- [THE TASK]:
State only the number of lines that contain the string "Oceanside".

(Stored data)
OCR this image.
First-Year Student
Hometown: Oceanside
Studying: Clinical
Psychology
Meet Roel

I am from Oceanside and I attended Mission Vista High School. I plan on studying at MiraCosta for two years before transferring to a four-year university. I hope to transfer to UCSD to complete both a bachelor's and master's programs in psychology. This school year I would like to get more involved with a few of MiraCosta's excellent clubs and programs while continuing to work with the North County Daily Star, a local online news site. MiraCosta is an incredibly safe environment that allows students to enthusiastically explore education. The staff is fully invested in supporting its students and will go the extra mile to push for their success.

- [OUTPUT OF THE EXERCISE]:
2